• _WRITTEN EXERCISE_: Each line should be copied exactly.

══════════════════════════════

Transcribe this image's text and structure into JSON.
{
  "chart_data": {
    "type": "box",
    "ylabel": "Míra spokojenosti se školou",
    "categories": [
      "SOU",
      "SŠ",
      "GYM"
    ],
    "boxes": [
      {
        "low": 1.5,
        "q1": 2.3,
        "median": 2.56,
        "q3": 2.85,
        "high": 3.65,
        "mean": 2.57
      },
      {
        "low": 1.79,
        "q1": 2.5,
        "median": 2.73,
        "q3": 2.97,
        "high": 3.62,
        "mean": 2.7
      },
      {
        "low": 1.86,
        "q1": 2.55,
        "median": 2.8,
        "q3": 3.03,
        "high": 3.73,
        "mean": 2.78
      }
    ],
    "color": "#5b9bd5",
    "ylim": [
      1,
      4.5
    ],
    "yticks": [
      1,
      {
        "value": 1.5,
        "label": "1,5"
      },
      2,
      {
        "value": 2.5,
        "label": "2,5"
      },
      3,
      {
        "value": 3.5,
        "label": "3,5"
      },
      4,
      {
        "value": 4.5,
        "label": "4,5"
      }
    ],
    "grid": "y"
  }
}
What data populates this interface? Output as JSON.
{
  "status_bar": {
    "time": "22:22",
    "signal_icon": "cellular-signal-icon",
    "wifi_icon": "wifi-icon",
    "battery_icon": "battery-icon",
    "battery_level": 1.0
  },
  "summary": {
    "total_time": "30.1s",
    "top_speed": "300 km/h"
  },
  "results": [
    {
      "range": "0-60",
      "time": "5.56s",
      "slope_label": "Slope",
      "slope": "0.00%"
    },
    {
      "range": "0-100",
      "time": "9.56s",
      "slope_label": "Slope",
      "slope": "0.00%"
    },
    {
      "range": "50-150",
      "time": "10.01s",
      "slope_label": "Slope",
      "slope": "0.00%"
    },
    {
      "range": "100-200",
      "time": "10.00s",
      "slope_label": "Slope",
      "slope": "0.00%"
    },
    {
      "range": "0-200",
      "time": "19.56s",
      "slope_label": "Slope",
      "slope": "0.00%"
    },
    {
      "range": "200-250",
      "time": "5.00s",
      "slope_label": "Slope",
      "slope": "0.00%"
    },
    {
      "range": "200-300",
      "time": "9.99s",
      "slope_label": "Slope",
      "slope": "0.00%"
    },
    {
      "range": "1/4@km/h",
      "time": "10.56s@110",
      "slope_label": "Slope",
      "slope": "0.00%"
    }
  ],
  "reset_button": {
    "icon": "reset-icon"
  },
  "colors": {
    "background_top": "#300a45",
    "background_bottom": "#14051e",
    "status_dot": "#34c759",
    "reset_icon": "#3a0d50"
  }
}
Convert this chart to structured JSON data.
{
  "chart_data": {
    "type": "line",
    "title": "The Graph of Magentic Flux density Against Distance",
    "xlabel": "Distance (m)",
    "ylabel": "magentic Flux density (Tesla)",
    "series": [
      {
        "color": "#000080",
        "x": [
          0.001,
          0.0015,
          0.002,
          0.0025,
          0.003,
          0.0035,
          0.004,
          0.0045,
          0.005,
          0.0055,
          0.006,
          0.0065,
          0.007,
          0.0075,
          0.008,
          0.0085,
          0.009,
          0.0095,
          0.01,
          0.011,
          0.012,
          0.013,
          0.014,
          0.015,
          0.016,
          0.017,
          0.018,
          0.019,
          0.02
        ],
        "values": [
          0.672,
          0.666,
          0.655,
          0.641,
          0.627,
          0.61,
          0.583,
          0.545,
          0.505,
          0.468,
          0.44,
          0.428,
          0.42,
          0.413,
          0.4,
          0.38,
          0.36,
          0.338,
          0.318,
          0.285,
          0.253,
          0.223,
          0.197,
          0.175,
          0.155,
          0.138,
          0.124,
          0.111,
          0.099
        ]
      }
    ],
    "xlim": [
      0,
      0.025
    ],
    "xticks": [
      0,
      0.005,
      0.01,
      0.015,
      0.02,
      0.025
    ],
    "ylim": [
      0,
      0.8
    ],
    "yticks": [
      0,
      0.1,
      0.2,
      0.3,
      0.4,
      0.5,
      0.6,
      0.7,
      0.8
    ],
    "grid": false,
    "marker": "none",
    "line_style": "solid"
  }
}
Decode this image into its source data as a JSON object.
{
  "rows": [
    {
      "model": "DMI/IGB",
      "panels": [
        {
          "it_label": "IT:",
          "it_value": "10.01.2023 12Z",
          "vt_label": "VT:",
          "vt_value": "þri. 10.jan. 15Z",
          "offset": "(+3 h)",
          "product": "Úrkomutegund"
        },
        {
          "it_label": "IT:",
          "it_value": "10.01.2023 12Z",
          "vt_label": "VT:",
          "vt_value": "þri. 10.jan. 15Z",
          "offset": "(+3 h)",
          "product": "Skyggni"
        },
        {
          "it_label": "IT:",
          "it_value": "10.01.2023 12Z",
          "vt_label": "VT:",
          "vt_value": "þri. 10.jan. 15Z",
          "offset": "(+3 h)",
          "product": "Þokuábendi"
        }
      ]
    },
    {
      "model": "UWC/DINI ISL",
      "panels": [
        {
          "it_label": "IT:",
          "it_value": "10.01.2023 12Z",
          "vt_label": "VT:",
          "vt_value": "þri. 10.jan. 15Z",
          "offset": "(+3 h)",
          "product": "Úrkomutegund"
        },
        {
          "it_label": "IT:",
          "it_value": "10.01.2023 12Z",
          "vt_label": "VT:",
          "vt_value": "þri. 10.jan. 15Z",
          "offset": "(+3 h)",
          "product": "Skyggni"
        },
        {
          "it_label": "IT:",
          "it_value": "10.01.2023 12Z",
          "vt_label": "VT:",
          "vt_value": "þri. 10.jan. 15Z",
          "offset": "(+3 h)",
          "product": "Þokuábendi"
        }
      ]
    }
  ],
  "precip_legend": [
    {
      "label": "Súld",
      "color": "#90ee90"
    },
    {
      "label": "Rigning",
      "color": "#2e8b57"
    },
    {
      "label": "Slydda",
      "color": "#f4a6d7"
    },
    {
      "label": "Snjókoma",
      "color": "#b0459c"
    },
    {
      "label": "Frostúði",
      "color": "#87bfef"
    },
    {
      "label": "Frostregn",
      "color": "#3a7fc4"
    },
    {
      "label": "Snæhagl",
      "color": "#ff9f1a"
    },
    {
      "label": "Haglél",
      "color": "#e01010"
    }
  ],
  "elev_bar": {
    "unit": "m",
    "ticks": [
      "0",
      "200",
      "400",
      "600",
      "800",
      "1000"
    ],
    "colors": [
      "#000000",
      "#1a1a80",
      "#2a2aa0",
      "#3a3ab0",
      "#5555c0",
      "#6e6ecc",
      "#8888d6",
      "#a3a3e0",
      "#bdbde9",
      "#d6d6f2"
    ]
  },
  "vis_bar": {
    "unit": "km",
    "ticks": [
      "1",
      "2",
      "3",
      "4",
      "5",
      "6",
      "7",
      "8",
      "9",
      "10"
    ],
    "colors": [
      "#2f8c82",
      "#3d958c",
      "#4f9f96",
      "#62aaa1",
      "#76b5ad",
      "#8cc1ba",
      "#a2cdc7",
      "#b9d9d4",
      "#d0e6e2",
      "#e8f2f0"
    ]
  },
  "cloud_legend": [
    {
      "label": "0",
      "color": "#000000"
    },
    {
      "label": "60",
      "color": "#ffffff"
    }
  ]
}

══════════════════════════════

• _EXPECTED ANSWER_:
Transcribe this image's text and structure into JSON.
{
  "chart_data": {
    "type": "box",
    "ylabel": "Míra spokojenosti se školou",
    "categories": [
      "SOU",
      "SŠ",
      "GYM"
    ],
    "boxes": [
      {
        "low": 1.5,
        "q1": 2.3,
        "median": 2.56,
        "q3": 2.85,
        "high": 3.65,
        "mean": 2.57
      },
      {
        "low": 1.79,
        "q1": 2.5,
        "median": 2.73,
        "q3": 2.97,
        "high": 3.62,
        "mean": 2.7
      },
      {
        "low": 1.86,
        "q1": 2.55,
        "median": 2.8,
        "q3": 3.03,
        "high": 3.73,
        "mean": 2.78
      }
    ],
    "color": "#5b9bd5",
    "ylim": [
      1,
      4.5
    ],
    "yticks": [
      1,
      {
        "value": 1.5,
        "label": "1,5"
      },
      2,
      {
        "value": 2.5,
        "label": "2,5"
      },
      3,
      {
        "value": 3.5,
        "label": "3,5"
      },
      4,
      {
        "value": 4.5,
        "label": "4,5"
      }
    ],
    "grid": "y"
  }
}
What data populates this interface? Output as JSON.
{
  "status_bar": {
    "time": "22:22",
    "signal_icon": "cellular-signal-icon",
    "wifi_icon": "wifi-icon",
    "battery_icon": "battery-icon",
    "battery_level": 1.0
  },
  "summary": {
    "total_time": "30.1s",
    "top_speed": "300 km/h"
  },
  "results": [
    {
      "range": "0-60",
      "time": "5.56s",
      "slope_label": "Slope",
      "slope": "0.00%"
    },
    {
      "range": "0-100",
      "time": "9.56s",
      "slope_label": "Slope",
      "slope": "0.00%"
    },
    {
      "range": "50-150",
      "time": "10.01s",
      "slope_label": "Slope",
      "slope": "0.00%"
    },
    {
      "range": "100-200",
      "time": "10.00s",
      "slope_label": "Slope",
      "slope": "0.00%"
    },
    {
      "range": "0-200",
      "time": "19.56s",
      "slope_label": "Slope",
      "slope": "0.00%"
    },
    {
      "range": "200-250",
      "time": "5.00s",
      "slope_label": "Slope",
      "slope": "0.00%"
    },
    {
      "range": "200-300",
      "time": "9.99s",
      "slope_label": "Slope",
      "slope": "0.00%"
    },
    {
      "range": "1/4@km/h",
      "time": "10.56s@110",
      "slope_label": "Slope",
      "slope": "0.00%"
    }
  ],
  "reset_button": {
    "icon": "reset-icon"
  },
  "colors": {
    "background_top": "#300a45",
    "background_bottom": "#14051e",
    "status_dot": "#34c759",
    "reset_icon": "#3a0d50"
  }
}
Convert this chart to structured JSON data.
{
  "chart_data": {
    "type": "line",
    "title": "The Graph of Magentic Flux density Against Distance",
    "xlabel": "Distance (m)",
    "ylabel": "magentic Flux density (Tesla)",
    "series": [
      {
        "color": "#000080",
        "x": [
          0.001,
          0.0015,
          0.002,
          0.0025,
          0.003,
          0.0035,
          0.004,
          0.0045,
          0.005,
          0.0055,
          0.006,
          0.0065,
          0.007,
          0.0075,
          0.008,
          0.0085,
          0.009,
          0.0095,
          0.01,
          0.011,
          0.012,
          0.013,
          0.014,
          0.015,
          0.016,
          0.017,
          0.018,
          0.019,
          0.02
        ],
        "values": [
          0.672,
          0.666,
          0.655,
          0.641,
          0.627,
          0.61,
          0.583,
          0.545,
          0.505,
          0.468,
          0.44,
          0.428,
          0.42,
          0.413,
          0.4,
          0.38,
          0.36,
          0.338,
          0.318,
          0.285,
          0.253,
          0.223,
          0.197,
          0.175,
          0.155,
          0.138,
          0.124,
          0.111,
          0.099
        ]
      }
    ],
    "xlim": [
      0,
      0.025
    ],
    "xticks": [
      0,
      0.005,
      0.01,
      0.015,
      0.02,
      0.025
    ],
    "ylim": [
      0,
      0.8
    ],
    "yticks": [
      0,
      0.1,
      0.2,
      0.3,
      0.4,
      0.5,
      0.6,
      0.7,
      0.8
    ],
    "grid": false,
    "marker": "none",
    "line_style": "solid"
  }
}
Decode this image into its source data as a JSON object.
{
  "rows": [
    {
      "model": "DMI/IGB",
      "panels": [
        {
          "it_label": "IT:",
          "it_value": "10.01.2023 12Z",
          "vt_label": "VT:",
          "vt_value": "þri. 10.jan. 15Z",
          "offset": "(+3 h)",
          "product": "Úrkomutegund"
        },
        {
          "it_label": "IT:",
          "it_value": "10.01.2023 12Z",
          "vt_label": "VT:",
          "vt_value": "þri. 10.jan. 15Z",
          "offset": "(+3 h)",
          "product": "Skyggni"
        },
        {
          "it_label": "IT:",
          "it_value": "10.01.2023 12Z",
          "vt_label": "VT:",
          "vt_value": "þri. 10.jan. 15Z",
          "offset": "(+3 h)",
          "product": "Þokuábendi"
        }
      ]
    },
    {
      "model": "UWC/DINI ISL",
      "panels": [
        {
          "it_label": "IT:",
          "it_value": "10.01.2023 12Z",
          "vt_label": "VT:",
          "vt_value": "þri. 10.jan. 15Z",
          "offset": "(+3 h)",
          "product": "Úrkomutegund"
        },
        {
          "it_label": "IT:",
          "it_value": "10.01.2023 12Z",
          "vt_label": "VT:",
          "vt_value": "þri. 10.jan. 15Z",
          "offset": "(+3 h)",
          "product": "Skyggni"
        },
        {
          "it_label": "IT:",
          "it_value": "10.01.2023 12Z",
          "vt_label": "VT:",
          "vt_value": "þri. 10.jan. 15Z",
          "offset": "(+3 h)",
          "product": "Þokuábendi"
        }
      ]
    }
  ],
  "precip_legend": [
    {
      "label": "Súld",
      "color": "#90ee90"
    },
    {
      "label": "Rigning",
      "color": "#2e8b57"
    },
    {
      "label": "Slydda",
      "color": "#f4a6d7"
    },
    {
      "label": "Snjókoma",
      "color": "#b0459c"
    },
    {
      "label": "Frostúði",
      "color": "#87bfef"
    },
    {
      "label": "Frostregn",
      "color": "#3a7fc4"
    },
    {
      "label": "Snæhagl",
      "color": "#ff9f1a"
    },
    {
      "label": "Haglél",
      "color": "#e01010"
    }
  ],
  "elev_bar": {
    "unit": "m",
    "ticks": [
      "0",
      "200",
      "400",
      "600",
      "800",
      "1000"
    ],
    "colors": [
      "#000000",
      "#1a1a80",
      "#2a2aa0",
      "#3a3ab0",
      "#5555c0",
      "#6e6ecc",
      "#8888d6",
      "#a3a3e0",
      "#bdbde9",
      "#d6d6f2"
    ]
  },
  "vis_bar": {
    "unit": "km",
    "ticks": [
      "1",
      "2",
      "3",
      "4",
      "5",
      "6",
      "7",
      "8",
      "9",
      "10"
    ],
    "colors": [
      "#2f8c82",
      "#3d958c",
      "#4f9f96",
      "#62aaa1",
      "#76b5ad",
      "#8cc1ba",
      "#a2cdc7",
      "#b9d9d4",
      "#d0e6e2",
      "#e8f2f0"
    ]
  },
  "cloud_legend": [
    {
      "label": "0",
      "color": "#000000"
    },
    {
      "label": "60",
      "color": "#ffffff"
    }
  ]
}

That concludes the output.